Exercise brief -
Write out the listing exactly as it is given.

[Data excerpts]
::::

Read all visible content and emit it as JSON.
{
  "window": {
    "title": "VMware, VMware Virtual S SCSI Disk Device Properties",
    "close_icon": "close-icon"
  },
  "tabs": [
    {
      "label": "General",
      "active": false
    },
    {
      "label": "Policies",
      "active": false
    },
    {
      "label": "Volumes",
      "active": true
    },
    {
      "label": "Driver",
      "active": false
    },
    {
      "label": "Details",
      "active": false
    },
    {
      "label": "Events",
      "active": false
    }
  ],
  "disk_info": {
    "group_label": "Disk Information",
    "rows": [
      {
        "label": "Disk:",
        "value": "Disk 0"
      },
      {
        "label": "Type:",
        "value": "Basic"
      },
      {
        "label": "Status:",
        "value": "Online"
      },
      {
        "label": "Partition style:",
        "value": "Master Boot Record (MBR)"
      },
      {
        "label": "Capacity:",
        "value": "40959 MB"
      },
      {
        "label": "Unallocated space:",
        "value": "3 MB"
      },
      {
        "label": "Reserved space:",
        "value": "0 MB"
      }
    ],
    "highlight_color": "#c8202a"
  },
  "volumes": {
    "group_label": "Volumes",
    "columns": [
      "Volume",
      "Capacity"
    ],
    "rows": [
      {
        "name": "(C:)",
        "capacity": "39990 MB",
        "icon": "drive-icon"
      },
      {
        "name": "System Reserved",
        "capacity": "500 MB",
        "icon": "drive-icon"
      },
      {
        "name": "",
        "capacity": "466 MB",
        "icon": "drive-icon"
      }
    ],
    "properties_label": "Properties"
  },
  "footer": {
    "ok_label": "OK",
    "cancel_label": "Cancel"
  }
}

::::

Reply -
Read all visible content and emit it as JSON.
{
  "window": {
    "title": "VMware, VMware Virtual S SCSI Disk Device Properties",
    "close_icon": "close-icon"
  },
  "tabs": [
    {
      "label": "General",
      "active": false
    },
    {
      "label": "Policies",
      "active": false
    },
    {
      "label": "Volumes",
      "active": true
    },
    {
      "label": "Driver",
      "active": false
    },
    {
      "label": "Details",
      "active": false
    },
    {
      "label": "Events",
      "active": false
    }
  ],
  "disk_info": {
    "group_label": "Disk Information",
    "rows": [
      {
        "label": "Disk:",
        "value": "Disk 0"
      },
      {
        "label": "Type:",
        "value": "Basic"
      },
      {
        "label": "Status:",
        "value": "Online"
      },
      {
        "label": "Partition style:",
        "value": "Master Boot Record (MBR)"
      },
      {
        "label": "Capacity:",
        "value": "40959 MB"
      },
      {
        "label": "Unallocated space:",
        "value": "3 MB"
      },
      {
        "label": "Reserved space:",
        "value": "0 MB"
      }
    ],
    "highlight_color": "#c8202a"
  },
  "volumes": {
    "group_label": "Volumes",
    "columns": [
      "Volume",
      "Capacity"
    ],
    "rows": [
      {
        "name": "(C:)",
        "capacity": "39990 MB",
        "icon": "drive-icon"
      },
      {
        "name": "System Reserved",
        "capacity": "500 MB",
        "icon": "drive-icon"
      },
      {
        "name": "",
        "capacity": "466 MB",
        "icon": "drive-icon"
      }
    ],
    "properties_label": "Properties"
  },
  "footer": {
    "ok_label": "OK",
    "cancel_label": "Cancel"
  }
}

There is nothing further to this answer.